> Requirements:
For each line in the data below that holds "says", return a copy.

##### Data extract

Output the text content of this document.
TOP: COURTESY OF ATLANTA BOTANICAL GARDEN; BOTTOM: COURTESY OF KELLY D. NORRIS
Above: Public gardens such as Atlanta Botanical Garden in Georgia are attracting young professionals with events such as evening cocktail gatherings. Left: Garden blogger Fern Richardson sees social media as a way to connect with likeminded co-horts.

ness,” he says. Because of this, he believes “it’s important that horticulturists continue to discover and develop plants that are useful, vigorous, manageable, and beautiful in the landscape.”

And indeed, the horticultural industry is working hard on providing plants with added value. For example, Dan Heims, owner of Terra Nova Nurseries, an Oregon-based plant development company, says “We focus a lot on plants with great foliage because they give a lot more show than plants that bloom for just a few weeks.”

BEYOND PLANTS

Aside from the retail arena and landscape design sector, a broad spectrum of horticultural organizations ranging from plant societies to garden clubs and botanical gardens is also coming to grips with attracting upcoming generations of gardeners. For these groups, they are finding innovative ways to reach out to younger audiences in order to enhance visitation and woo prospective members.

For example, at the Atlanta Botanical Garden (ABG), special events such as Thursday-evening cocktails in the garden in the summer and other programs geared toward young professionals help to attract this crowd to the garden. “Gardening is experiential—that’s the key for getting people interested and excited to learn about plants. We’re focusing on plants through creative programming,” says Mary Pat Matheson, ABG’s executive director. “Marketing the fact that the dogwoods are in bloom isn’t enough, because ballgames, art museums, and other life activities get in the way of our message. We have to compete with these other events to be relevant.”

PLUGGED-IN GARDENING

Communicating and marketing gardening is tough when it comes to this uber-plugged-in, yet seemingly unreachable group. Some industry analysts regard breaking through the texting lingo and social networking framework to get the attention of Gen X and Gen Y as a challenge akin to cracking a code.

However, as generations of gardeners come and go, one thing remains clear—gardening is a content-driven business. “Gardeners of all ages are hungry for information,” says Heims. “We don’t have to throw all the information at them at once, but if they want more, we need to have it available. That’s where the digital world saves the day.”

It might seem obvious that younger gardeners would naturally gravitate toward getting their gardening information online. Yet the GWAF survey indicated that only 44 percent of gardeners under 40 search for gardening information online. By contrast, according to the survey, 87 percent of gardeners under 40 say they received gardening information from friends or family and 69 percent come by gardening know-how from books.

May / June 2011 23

##########

> Answer to the problem:
ness,” he says. Because of this, he believes “it’s important that horticulturists continue to discover and develop plants that are useful, vigorous, manageable, and beautiful in the landscape.”
And indeed, the horticultural industry is working hard on providing plants with added value. For example, Dan Heims, owner of Terra Nova Nurseries, an Oregon-based plant development company, says “We focus a lot on plants with great foliage because they give a lot more show than plants that bloom for just a few weeks.”
For example, at the Atlanta Botanical Garden (ABG), special events such as Thursday-evening cocktails in the garden in the summer and other programs geared toward young professionals help to attract this crowd to the garden. “Gardening is experiential—that’s the key for getting people interested and excited to learn about plants. We’re focusing on plants through creative programming,” says Mary Pat Matheson, ABG’s executive director. “Marketing the fact that the dogwoods are in bloom isn’t enough, because ballgames, art museums, and other life activities get in the way of our message. We have to compete with these other events to be relevant.”
However, as generations of gardeners come and go, one thing remains clear—gardening is a content-driven business. “Gardeners of all ages are hungry for information,” says Heims. “We don’t have to throw all the information at them at once, but if they want more, we need to have it available. That’s where the digital world saves the day.”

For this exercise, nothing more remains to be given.